__Document segment__.

------------------------

Codebase for "Distance-Based Learning from Errors for Confidence Calibration."

Authors: Chen Xing, Sercan O. Arik, Zizhao Zhang, Tomas Pfister

Link: https://arxiv.org/abs/1912.01730

We propose distance-based learning from errors (DBLE) to improve confidence calibration of DNNs. DBLE bases its confidence estimation on distances in the representation space. We first adapt prototypical learning for training of a classification model for DBLE. It yields a representation space where the distance from a test sample to its ground-truth class center can calibrate the model performance. At inference, however, these distances are not available due to the lack of ground-truth labels. To circumvent this by approximately inferring the distance for every test sample, we propose to train a confidence model jointly with the classification model by merely learning from mis-classified training samples, which we show to be highly beneficial for effective learning. On multiple datasets and architectures, we demonstrate that DBLE outperforms alternative single-modal confidence calibration approaches.

------------------------

__Exercise material__.
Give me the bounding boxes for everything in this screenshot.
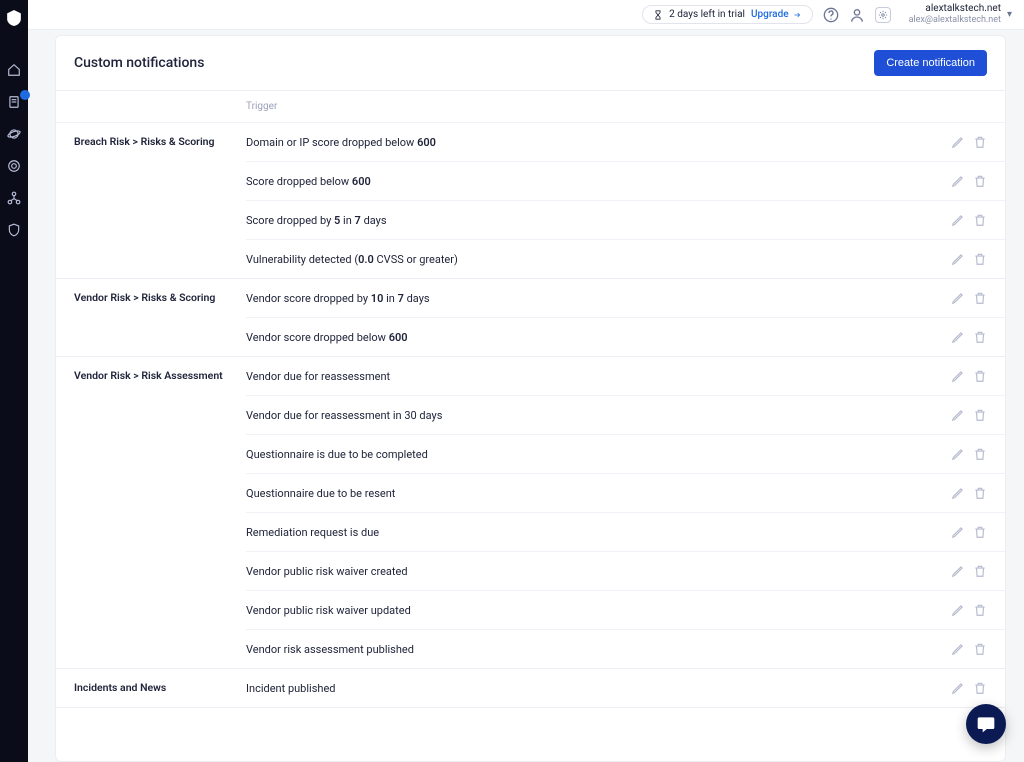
edit-icon[interactable]	[951, 174, 965, 188]
header: 2 days left in trial Upgrade alextalkste…	[28, 0, 1024, 30]
delete-icon[interactable]	[973, 408, 987, 422]
notification-row: Vulnerability detected (0.0 CVSS or grea…	[246, 240, 1005, 278]
delete-icon[interactable]	[973, 564, 987, 578]
hourglass-icon	[653, 10, 663, 20]
delete-icon[interactable]	[973, 642, 987, 656]
edit-icon[interactable]	[951, 213, 965, 227]
arrow-right-icon	[792, 11, 802, 19]
trial-text: 2 days left in trial	[669, 9, 745, 20]
delete-icon[interactable]	[973, 486, 987, 500]
planet-icon[interactable]	[6, 126, 22, 142]
edit-icon[interactable]	[951, 603, 965, 617]
trigger-text: Vendor score dropped by 10 in 7 days	[246, 292, 931, 305]
delete-icon[interactable]	[973, 603, 987, 617]
notification-row: Questionnaire due to be resent	[246, 474, 1005, 513]
card-header: Custom notifications Create notification	[56, 36, 1005, 91]
edit-icon[interactable]	[951, 525, 965, 539]
notification-section: Vendor Risk > Risks & ScoringVendor scor…	[56, 279, 1005, 357]
settings-icon[interactable]	[875, 7, 891, 23]
sidebar	[0, 0, 28, 762]
notification-row: Questionnaire is due to be completed	[246, 435, 1005, 474]
trigger-text: Vendor risk assessment published	[246, 643, 931, 656]
shield-icon[interactable]	[6, 222, 22, 238]
notification-row: Vendor risk assessment published	[246, 630, 1005, 668]
notification-row: Score dropped by 5 in 7 days	[246, 201, 1005, 240]
notification-row: Vendor score dropped below 600	[246, 318, 1005, 356]
delete-icon[interactable]	[973, 213, 987, 227]
trigger-text: Vendor public risk waiver created	[246, 565, 931, 578]
report-icon[interactable]	[6, 94, 22, 110]
logo-icon[interactable]	[6, 10, 22, 26]
trial-pill[interactable]: 2 days left in trial Upgrade	[642, 5, 812, 24]
notification-row: Vendor due for reassessment	[246, 357, 1005, 396]
category-label: Breach Risk > Risks & Scoring	[74, 123, 246, 278]
trigger-text: Score dropped below 600	[246, 175, 931, 188]
chat-widget[interactable]	[966, 704, 1006, 744]
account-org: alextalkstech.net	[925, 3, 1001, 15]
home-icon[interactable]	[6, 62, 22, 78]
edit-icon[interactable]	[951, 681, 965, 695]
notification-row: Score dropped below 600	[246, 162, 1005, 201]
edit-icon[interactable]	[951, 291, 965, 305]
notification-section: Vendor Risk > Risk AssessmentVendor due …	[56, 357, 1005, 669]
notification-row: Remediation request is due	[246, 513, 1005, 552]
upgrade-link[interactable]: Upgrade	[751, 9, 802, 20]
notification-row: Domain or IP score dropped below 600	[246, 123, 1005, 162]
edit-icon[interactable]	[951, 330, 965, 344]
trigger-text: Vendor due for reassessment in 30 days	[246, 409, 931, 422]
trigger-text: Vendor score dropped below 600	[246, 331, 931, 344]
category-label: Vendor Risk > Risk Assessment	[74, 357, 246, 668]
edit-icon[interactable]	[951, 447, 965, 461]
edit-icon[interactable]	[951, 369, 965, 383]
trigger-text: Score dropped by 5 in 7 days	[246, 214, 931, 227]
target-icon[interactable]	[6, 158, 22, 174]
trigger-text: Remediation request is due	[246, 526, 931, 539]
notification-row: Vendor due for reassessment in 30 days	[246, 396, 1005, 435]
trigger-column-header: Trigger	[246, 101, 931, 112]
notification-section: Breach Risk > Risks & ScoringDomain or I…	[56, 123, 1005, 279]
edit-icon[interactable]	[951, 486, 965, 500]
trigger-text: Vendor public risk waiver updated	[246, 604, 931, 617]
delete-icon[interactable]	[973, 135, 987, 149]
category-label: Incidents and News	[74, 669, 246, 707]
delete-icon[interactable]	[973, 330, 987, 344]
delete-icon[interactable]	[973, 174, 987, 188]
delete-icon[interactable]	[973, 447, 987, 461]
user-icon[interactable]	[849, 7, 865, 23]
account-menu[interactable]: alextalkstech.net alex@alextalkstech.net…	[901, 3, 1012, 26]
trigger-text: Vendor due for reassessment	[246, 370, 931, 383]
notification-row: Vendor score dropped by 10 in 7 days	[246, 279, 1005, 318]
category-label: Vendor Risk > Risks & Scoring	[74, 279, 246, 356]
create-notification-button[interactable]: Create notification	[874, 50, 987, 76]
trigger-text: Questionnaire due to be resent	[246, 487, 931, 500]
notification-row: Vendor public risk waiver updated	[246, 591, 1005, 630]
notification-row: Vendor public risk waiver created	[246, 552, 1005, 591]
edit-icon[interactable]	[951, 642, 965, 656]
table-head: Trigger	[56, 91, 1005, 123]
hierarchy-icon[interactable]	[6, 190, 22, 206]
notification-row: Incident published	[246, 669, 1005, 707]
notification-section: Incidents and NewsIncident published	[56, 669, 1005, 708]
trigger-text: Domain or IP score dropped below 600	[246, 136, 931, 149]
delete-icon[interactable]	[973, 291, 987, 305]
delete-icon[interactable]	[973, 252, 987, 266]
chat-icon	[976, 714, 996, 734]
delete-icon[interactable]	[973, 525, 987, 539]
trigger-text: Questionnaire is due to be completed	[246, 448, 931, 461]
delete-icon[interactable]	[973, 681, 987, 695]
edit-icon[interactable]	[951, 408, 965, 422]
main-card: Custom notifications Create notification…	[55, 35, 1006, 762]
delete-icon[interactable]	[973, 369, 987, 383]
edit-icon[interactable]	[951, 135, 965, 149]
chevron-down-icon: ▾	[1007, 9, 1012, 20]
trigger-text: Incident published	[246, 682, 931, 695]
trigger-text: Vulnerability detected (0.0 CVSS or grea…	[246, 253, 931, 266]
edit-icon[interactable]	[951, 564, 965, 578]
page-title: Custom notifications	[74, 55, 204, 71]
help-icon[interactable]	[823, 7, 839, 23]
nav-badge	[20, 90, 30, 100]
account-email: alex@alextalkstech.net	[909, 15, 1001, 26]
edit-icon[interactable]	[951, 252, 965, 266]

------------------------

__What you will do__.
1. In the listing, rewrite as a JSON list of strings, one string per line, the lines starting with the line containing "174, 965, 188]" and going on through the line containing "notification-row: Vulnerability detected".
2. Extend the abstract on distance-based confidence calibration beyond its final sentence.
The abstract and the listing originate from unrelated sources.

__Expected answers__.
1.
[
  "edit-icon[interactable]\t[951, 174, 965, 188]",
  "header: 2 days left in trial Upgrade alextalkste…\t[28, 0, 1024, 30]",
  "delete-icon[interactable]\t[973, 408, 987, 422]",
  "notification-row: Vulnerability detected (0.0 CVSS or grea…\t[246, 240, 1005, 278]"
]

2.
Model architectures

DBLE is model agnostic and can be applied to classification task on any datasets. In this directory, we provide example implemetations for 3 widely-used neural network architectures:

  • MLP
  • VGG
  • ResNet

Detailed model architectures can be specified by modifying hyper-parameters of every model architecture. For example, in dble.py, we initialize ResNet-50 for CIFAR dataset as,

resnet_model = resnet.Model( wd=flags.weight_decay,
resnet_size=50, bottleneck=True, num_classes=flags.num_classes_train,
num_filters=16, kernel_size=3, conv_stride=1, first_pool_size=None,
first_pool_stride=None, block_sizes=[8, 8, 8], block_strides=[1, 2, 2],
data_format='channels_last')

If other model architectures except MLP, VGG or ResNet are required, the class implementation of the architectures should be put into './new_arch.py'. 'new_arch' can be replaced by the name of the new architecture.

In class new_arch, two functions encoder(self, inputs, training) and confidence_model(self, mu, training) should be implemented.

encoder(self, inputs, training) takes the raw samples as input and output their representations. The encoder architecture should have the appropriate inductive bias for the input data type, e.g. ResNet for images.

confidence_model(self, mu, training) takes the sample representations as input and output their variances for confidence calibration. The confidence_model architecture can be a simple low capacity model, such as few MLP layers.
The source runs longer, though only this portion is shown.